Stored records:
----------------
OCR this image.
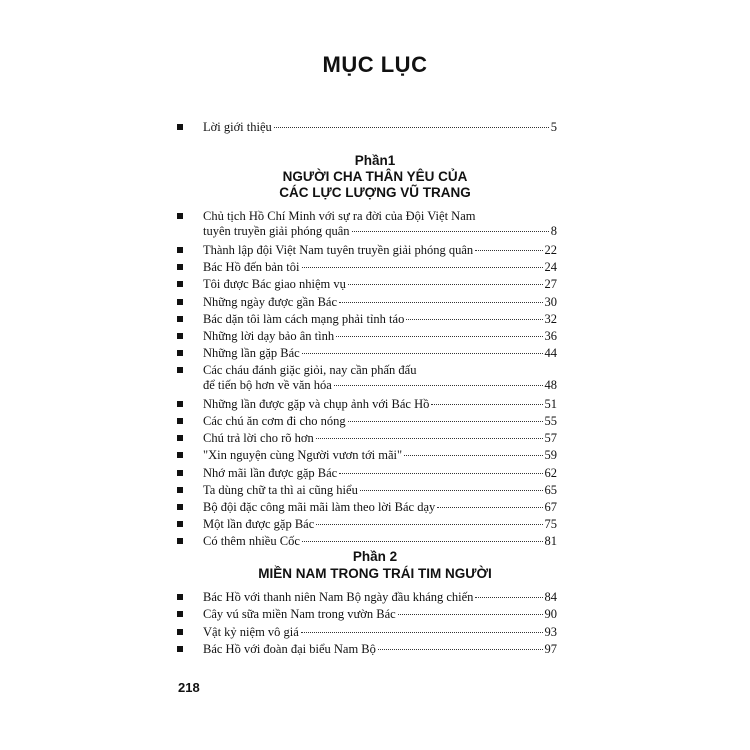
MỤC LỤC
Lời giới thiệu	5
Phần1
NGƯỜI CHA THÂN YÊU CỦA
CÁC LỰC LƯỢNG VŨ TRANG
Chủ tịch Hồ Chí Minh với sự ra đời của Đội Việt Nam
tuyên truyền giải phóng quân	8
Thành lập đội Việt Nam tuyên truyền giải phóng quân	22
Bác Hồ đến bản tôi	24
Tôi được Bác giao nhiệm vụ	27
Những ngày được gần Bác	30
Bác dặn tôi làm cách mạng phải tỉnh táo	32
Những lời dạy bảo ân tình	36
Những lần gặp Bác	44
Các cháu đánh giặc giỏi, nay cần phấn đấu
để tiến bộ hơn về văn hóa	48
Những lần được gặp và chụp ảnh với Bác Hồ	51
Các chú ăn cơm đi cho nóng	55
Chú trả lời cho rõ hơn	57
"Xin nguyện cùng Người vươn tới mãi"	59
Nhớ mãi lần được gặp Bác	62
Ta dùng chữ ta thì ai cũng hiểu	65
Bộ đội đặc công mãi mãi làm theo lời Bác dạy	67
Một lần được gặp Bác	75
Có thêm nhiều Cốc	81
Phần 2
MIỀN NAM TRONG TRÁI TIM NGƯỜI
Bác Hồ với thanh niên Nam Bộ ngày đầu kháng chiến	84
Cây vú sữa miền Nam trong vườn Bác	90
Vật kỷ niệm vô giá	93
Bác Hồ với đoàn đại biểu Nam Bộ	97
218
----------------
Problem statement: Locate all lines in the listing above with the word "truyền". Copy them.

Task solution:
tuyên truyền giải phóng quân	8
Thành lập đội Việt Nam tuyên truyền giải phóng quân	22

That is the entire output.